La conferencia de paz sobre Libia (Palermo, 12-13 noviembre) resultó un fiasco como todas las anteriores para acabar con un conflicto recrudecido tras las elecciones de 2014, cuando el islamista Congreso General Nacional volvió a recurrir a las armas para evitar ser arrollado por el Parlamento de Tobruk.
Tampoco los esfuerzos anteriores de la ONU y Francia lograron mejores resultados. En último término, la explicación de esos sucesivos fracasos es simple: la falta de voluntad política de las partes, cuyo interés fundamental es repartirse el botín de las mayores reservas de crudo y gas de África. El caos y la violencia son la garantía de que podrán seguir explotando esos recursos sin casi injerencia exterior ni un gobierno sometido a controles parlamentarios e institucionales.
Los señores de la guerra libios viven rodeados de lujo, como muestran los vídeos y fotos de las redes sociales. Tras la eliminación del bastión de Dáesh en Sirte, las milicias tribales tienen pocos incentivos para unificarse en unas fuerzas de seguridad nacionales que restringirían sus negocios ilegales, entre ellos el tráfico de personas hacia Europa.

Datos de origen

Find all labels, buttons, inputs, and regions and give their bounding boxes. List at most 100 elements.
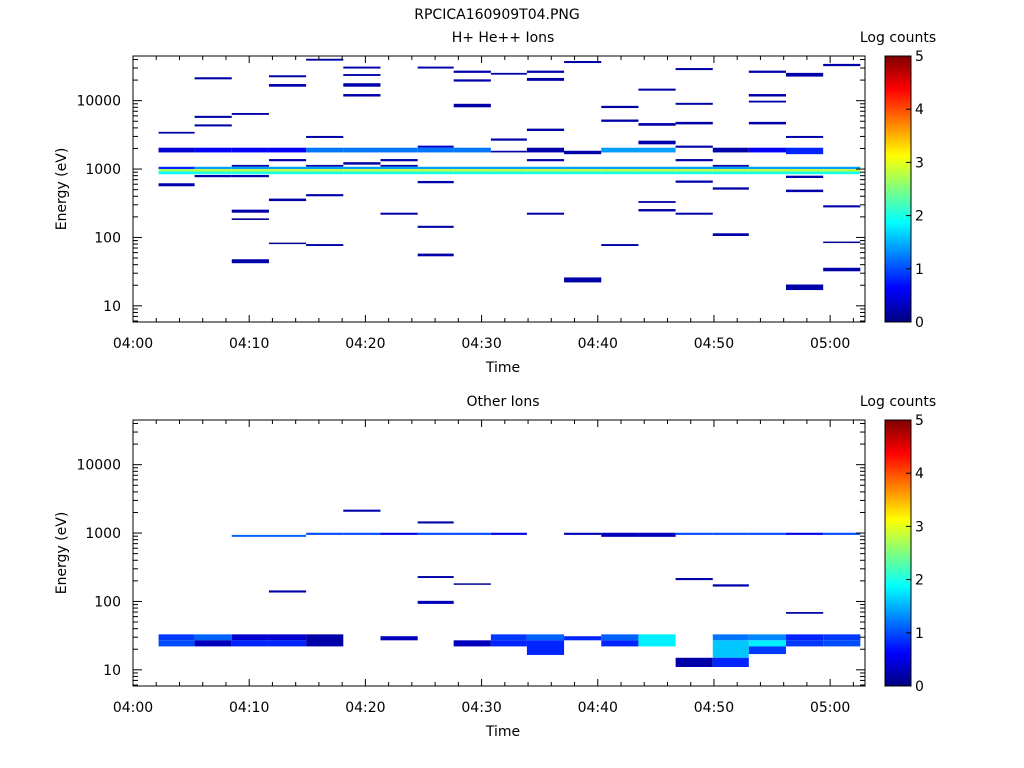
heatmap-cell bbox=[490, 169, 527, 172]
colorbar-tick-label: 5 bbox=[915, 413, 924, 429]
heatmap-cell bbox=[158, 131, 195, 134]
heatmap-cell bbox=[601, 119, 639, 122]
heatmap-cell bbox=[268, 590, 307, 593]
heatmap-cell bbox=[158, 171, 195, 175]
heatmap-cell bbox=[231, 169, 269, 172]
heatmap-cell bbox=[564, 277, 602, 283]
heatmap-cell bbox=[712, 147, 749, 153]
heatmap-cell bbox=[380, 166, 418, 170]
heatmap-cell bbox=[601, 634, 639, 641]
heatmap-cell bbox=[748, 166, 786, 170]
heatmap-cell bbox=[601, 105, 639, 109]
heatmap-cell bbox=[526, 77, 565, 81]
x-tick-label: 04:40 bbox=[578, 336, 618, 352]
heatmap-cell bbox=[306, 164, 344, 167]
heatmap-cell bbox=[675, 171, 713, 175]
heatmap-cell bbox=[453, 583, 491, 585]
heatmap-cell bbox=[417, 521, 454, 524]
heatmap-cell bbox=[417, 171, 454, 175]
heatmap-cell bbox=[526, 169, 565, 172]
heatmap-cell bbox=[231, 171, 269, 175]
heatmap-cell bbox=[268, 84, 307, 87]
colorbar-tick-label: 3 bbox=[915, 155, 924, 171]
heatmap-cell bbox=[748, 94, 786, 97]
x-tick-label: 04:30 bbox=[461, 700, 501, 716]
heatmap-cell bbox=[564, 636, 602, 641]
heatmap-cell bbox=[526, 159, 565, 162]
heatmap-cell bbox=[564, 532, 602, 535]
heatmap-cell bbox=[526, 70, 565, 73]
heatmap-cell bbox=[823, 267, 861, 272]
heatmap-cell bbox=[343, 162, 381, 165]
heatmap-cell bbox=[158, 640, 195, 647]
y-tick-label: 100 bbox=[94, 594, 121, 610]
heatmap-cell bbox=[268, 171, 307, 175]
heatmap-cell bbox=[490, 166, 527, 170]
heatmap-cell bbox=[194, 115, 232, 118]
heatmap-cell bbox=[712, 233, 749, 236]
heatmap-cell bbox=[268, 166, 307, 170]
heatmap-cell bbox=[712, 532, 749, 535]
heatmap-cell bbox=[453, 103, 491, 108]
heatmap-cell bbox=[601, 244, 639, 246]
heatmap-cell bbox=[712, 169, 749, 172]
colorbar-tick-label: 1 bbox=[915, 626, 924, 642]
x-tick-label: 04:20 bbox=[345, 336, 385, 352]
heatmap-cell bbox=[343, 94, 381, 97]
x-tick-label: 04:00 bbox=[113, 336, 153, 352]
heatmap-cell bbox=[306, 147, 344, 153]
heatmap-cell bbox=[712, 657, 749, 667]
heatmap-cell bbox=[231, 113, 269, 115]
y-tick-label: 1000 bbox=[85, 526, 121, 542]
heatmap-cell bbox=[785, 634, 824, 641]
heatmap-cell bbox=[748, 121, 786, 125]
panel-other-ions: 04:00 04:10 04:20 04:30 04:40 04:50 05:0010100… bbox=[54, 394, 936, 740]
heatmap-cell bbox=[526, 147, 565, 153]
heatmap-cell bbox=[417, 576, 454, 579]
heatmap-cell bbox=[231, 218, 269, 220]
heatmap-cell bbox=[490, 138, 527, 141]
heatmap-cell bbox=[380, 159, 418, 162]
heatmap-cell bbox=[564, 171, 602, 175]
heatmap-cell bbox=[638, 123, 676, 126]
heatmap-cell bbox=[343, 169, 381, 172]
heatmap-cell bbox=[490, 640, 527, 647]
y-tick-label: 10000 bbox=[76, 94, 121, 110]
heatmap-cell bbox=[194, 171, 232, 175]
y-tick-label: 100 bbox=[94, 230, 121, 246]
heatmap-cell bbox=[675, 180, 713, 183]
heatmap-cell bbox=[675, 121, 713, 125]
heatmap-cell bbox=[158, 147, 195, 153]
colorbar-tick-label: 0 bbox=[915, 679, 924, 695]
heatmap-cell bbox=[343, 74, 381, 76]
heatmap-cell bbox=[194, 166, 232, 170]
heatmap-cell bbox=[675, 166, 713, 170]
x-tick-label: 04:00 bbox=[113, 700, 153, 716]
heatmap-cell bbox=[417, 147, 454, 153]
x-tick-label: 04:50 bbox=[694, 700, 734, 716]
heatmap-cell bbox=[380, 171, 418, 175]
heatmap-cell bbox=[785, 189, 824, 193]
colorbar-tick-label: 5 bbox=[915, 49, 924, 65]
x-tick-label: 04:30 bbox=[461, 336, 501, 352]
heatmap-cell bbox=[823, 169, 861, 172]
heatmap-cell bbox=[526, 171, 565, 175]
heatmap-cell bbox=[823, 532, 861, 535]
heatmap-cell bbox=[453, 79, 491, 82]
heatmap-cell bbox=[380, 169, 418, 172]
heatmap-cell bbox=[526, 128, 565, 132]
heatmap-cell bbox=[231, 166, 269, 170]
x-tick-label: 04:20 bbox=[345, 700, 385, 716]
heatmap-cell bbox=[785, 171, 824, 175]
heatmap-cell bbox=[675, 657, 713, 667]
heatmap-cell bbox=[823, 63, 861, 67]
heatmap-cell bbox=[785, 612, 824, 614]
colorbar-tick-label: 4 bbox=[915, 102, 924, 118]
heatmap-cell bbox=[675, 145, 713, 148]
heatmap-cell bbox=[823, 640, 861, 647]
heatmap-cell bbox=[526, 640, 565, 655]
heatmap-cell bbox=[675, 212, 713, 215]
heatmap-cell bbox=[638, 166, 676, 170]
heatmap-cell bbox=[453, 147, 491, 153]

TAREAS Y EJERCICIOS:
A: Copia literalmente el fragmento sobre Libia desde "Tampoco los esfuerzos" hasta "parlamentarios e institucionales.".
B: Anota tal cual las líneas de los registros que van desde la línea con "heatmap-cell bbox=[490, 169, 527, 172]" hasta la línea con "heatmap-cell bbox=[675, 171, 713, 175]", ambas incluidas.

SOLUCIONES DE TAREAS:
A:
Tampoco los esfuerzos anteriores de la ONU y Francia lograron mejores resultados. En último término, la explicación de esos sucesivos fracasos es simple: la falta de voluntad política de las partes, cuyo interés fundamental es repartirse el botín de las mayores reservas de crudo y gas de África. El caos y la violencia son la garantía de que podrán seguir explotando esos recursos sin casi injerencia exterior ni un gobierno sometido a controles parlamentarios e institucionales.

B:
heatmap-cell bbox=[490, 169, 527, 172]
colorbar-tick-label: 5 bbox=[915, 413, 924, 429]
heatmap-cell bbox=[158, 131, 195, 134]
heatmap-cell bbox=[601, 119, 639, 122]
heatmap-cell bbox=[268, 590, 307, 593]
heatmap-cell bbox=[158, 171, 195, 175]
heatmap-cell bbox=[231, 169, 269, 172]
heatmap-cell bbox=[564, 277, 602, 283]
heatmap-cell bbox=[712, 147, 749, 153]
heatmap-cell bbox=[380, 166, 418, 170]
heatmap-cell bbox=[601, 634, 639, 641]
heatmap-cell bbox=[748, 166, 786, 170]
heatmap-cell bbox=[601, 105, 639, 109]
heatmap-cell bbox=[526, 77, 565, 81]
x-tick-label: 04:40 bbox=[578, 336, 618, 352]
heatmap-cell bbox=[306, 164, 344, 167]
heatmap-cell bbox=[675, 171, 713, 175]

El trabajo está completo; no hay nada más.